**Request**:
Would you return the complete listing below word for word?

**Extracted records**:
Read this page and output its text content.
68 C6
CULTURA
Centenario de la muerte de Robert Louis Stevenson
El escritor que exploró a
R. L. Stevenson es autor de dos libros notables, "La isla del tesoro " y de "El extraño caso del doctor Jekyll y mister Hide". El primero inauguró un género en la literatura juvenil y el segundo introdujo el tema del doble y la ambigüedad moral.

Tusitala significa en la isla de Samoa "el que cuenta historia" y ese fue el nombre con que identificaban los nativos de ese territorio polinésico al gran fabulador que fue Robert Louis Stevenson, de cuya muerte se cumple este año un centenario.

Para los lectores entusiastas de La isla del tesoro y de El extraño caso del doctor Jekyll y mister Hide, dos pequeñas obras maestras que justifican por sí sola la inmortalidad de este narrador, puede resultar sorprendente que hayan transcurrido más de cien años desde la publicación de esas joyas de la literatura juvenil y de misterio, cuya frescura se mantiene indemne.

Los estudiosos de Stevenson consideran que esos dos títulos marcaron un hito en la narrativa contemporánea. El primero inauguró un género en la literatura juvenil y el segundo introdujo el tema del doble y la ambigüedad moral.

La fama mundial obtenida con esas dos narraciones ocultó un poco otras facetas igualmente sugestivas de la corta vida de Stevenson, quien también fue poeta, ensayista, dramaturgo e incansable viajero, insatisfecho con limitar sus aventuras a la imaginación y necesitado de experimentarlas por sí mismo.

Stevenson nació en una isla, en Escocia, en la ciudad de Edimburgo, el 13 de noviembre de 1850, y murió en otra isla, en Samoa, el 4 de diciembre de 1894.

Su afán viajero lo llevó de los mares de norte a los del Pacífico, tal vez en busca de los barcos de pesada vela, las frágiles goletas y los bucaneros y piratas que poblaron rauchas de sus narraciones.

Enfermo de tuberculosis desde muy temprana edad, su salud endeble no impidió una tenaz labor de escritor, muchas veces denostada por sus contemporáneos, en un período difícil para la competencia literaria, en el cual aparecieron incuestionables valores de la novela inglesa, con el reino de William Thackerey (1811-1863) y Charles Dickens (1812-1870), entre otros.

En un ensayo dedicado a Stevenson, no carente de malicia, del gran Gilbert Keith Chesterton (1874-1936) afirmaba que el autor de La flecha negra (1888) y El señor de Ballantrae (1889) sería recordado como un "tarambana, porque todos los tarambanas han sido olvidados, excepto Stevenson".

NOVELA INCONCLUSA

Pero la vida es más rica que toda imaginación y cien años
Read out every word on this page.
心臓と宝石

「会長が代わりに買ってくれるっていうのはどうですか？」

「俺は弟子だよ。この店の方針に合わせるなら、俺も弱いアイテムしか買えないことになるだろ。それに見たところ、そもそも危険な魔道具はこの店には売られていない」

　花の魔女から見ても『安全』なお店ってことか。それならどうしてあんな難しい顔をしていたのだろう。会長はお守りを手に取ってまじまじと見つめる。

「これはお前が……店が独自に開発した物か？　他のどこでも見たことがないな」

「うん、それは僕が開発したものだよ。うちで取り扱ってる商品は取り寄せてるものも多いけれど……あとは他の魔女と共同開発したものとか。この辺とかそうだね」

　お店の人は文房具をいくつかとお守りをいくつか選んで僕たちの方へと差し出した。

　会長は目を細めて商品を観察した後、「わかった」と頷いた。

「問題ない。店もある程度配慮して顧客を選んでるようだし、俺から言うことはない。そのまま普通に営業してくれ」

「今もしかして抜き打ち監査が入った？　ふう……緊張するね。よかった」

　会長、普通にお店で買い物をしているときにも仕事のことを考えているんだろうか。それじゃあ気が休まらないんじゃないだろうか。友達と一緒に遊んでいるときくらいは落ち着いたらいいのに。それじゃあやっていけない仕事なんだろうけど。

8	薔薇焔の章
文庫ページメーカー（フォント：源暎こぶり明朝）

**Result of the task**:
Read this page and output its text content.
68 C6
CULTURA
Centenario de la muerte de Robert Louis Stevenson
El escritor que exploró a
R. L. Stevenson es autor de dos libros notables, "La isla del tesoro " y de "El extraño caso del doctor Jekyll y mister Hide". El primero inauguró un género en la literatura juvenil y el segundo introdujo el tema del doble y la ambigüedad moral.

Tusitala significa en la isla de Samoa "el que cuenta historia" y ese fue el nombre con que identificaban los nativos de ese territorio polinésico al gran fabulador que fue Robert Louis Stevenson, de cuya muerte se cumple este año un centenario.

Para los lectores entusiastas de La isla del tesoro y de El extraño caso del doctor Jekyll y mister Hide, dos pequeñas obras maestras que justifican por sí sola la inmortalidad de este narrador, puede resultar sorprendente que hayan transcurrido más de cien años desde la publicación de esas joyas de la literatura juvenil y de misterio, cuya frescura se mantiene indemne.

Los estudiosos de Stevenson consideran que esos dos títulos marcaron un hito en la narrativa contemporánea. El primero inauguró un género en la literatura juvenil y el segundo introdujo el tema del doble y la ambigüedad moral.

La fama mundial obtenida con esas dos narraciones ocultó un poco otras facetas igualmente sugestivas de la corta vida de Stevenson, quien también fue poeta, ensayista, dramaturgo e incansable viajero, insatisfecho con limitar sus aventuras a la imaginación y necesitado de experimentarlas por sí mismo.

Stevenson nació en una isla, en Escocia, en la ciudad de Edimburgo, el 13 de noviembre de 1850, y murió en otra isla, en Samoa, el 4 de diciembre de 1894.

Su afán viajero lo llevó de los mares de norte a los del Pacífico, tal vez en busca de los barcos de pesada vela, las frágiles goletas y los bucaneros y piratas que poblaron rauchas de sus narraciones.

Enfermo de tuberculosis desde muy temprana edad, su salud endeble no impidió una tenaz labor de escritor, muchas veces denostada por sus contemporáneos, en un período difícil para la competencia literaria, en el cual aparecieron incuestionables valores de la novela inglesa, con el reino de William Thackerey (1811-1863) y Charles Dickens (1812-1870), entre otros.

En un ensayo dedicado a Stevenson, no carente de malicia, del gran Gilbert Keith Chesterton (1874-1936) afirmaba que el autor de La flecha negra (1888) y El señor de Ballantrae (1889) sería recordado como un "tarambana, porque todos los tarambanas han sido olvidados, excepto Stevenson".

NOVELA INCONCLUSA

Pero la vida es más rica que toda imaginación y cien años
Read out every word on this page.
心臓と宝石

「会長が代わりに買ってくれるっていうのはどうですか？」

「俺は弟子だよ。この店の方針に合わせるなら、俺も弱いアイテムしか買えないことになるだろ。それに見たところ、そもそも危険な魔道具はこの店には売られていない」

　花の魔女から見ても『安全』なお店ってことか。それならどうしてあんな難しい顔をしていたのだろう。会長はお守りを手に取ってまじまじと見つめる。

「これはお前が……店が独自に開発した物か？　他のどこでも見たことがないな」

「うん、それは僕が開発したものだよ。うちで取り扱ってる商品は取り寄せてるものも多いけれど……あとは他の魔女と共同開発したものとか。この辺とかそうだね」

　お店の人は文房具をいくつかとお守りをいくつか選んで僕たちの方へと差し出した。

　会長は目を細めて商品を観察した後、「わかった」と頷いた。

「問題ない。店もある程度配慮して顧客を選んでるようだし、俺から言うことはない。そのまま普通に営業してくれ」

「今もしかして抜き打ち監査が入った？　ふう……緊張するね。よかった」

　会長、普通にお店で買い物をしているときにも仕事のことを考えているんだろうか。それじゃあ気が休まらないんじゃないだろうか。友達と一緒に遊んでいるときくらいは落ち着いたらいいのに。それじゃあやっていけない仕事なんだろうけど。

8	薔薇焔の章
文庫ページメーカー（フォント：源暎こぶり明朝）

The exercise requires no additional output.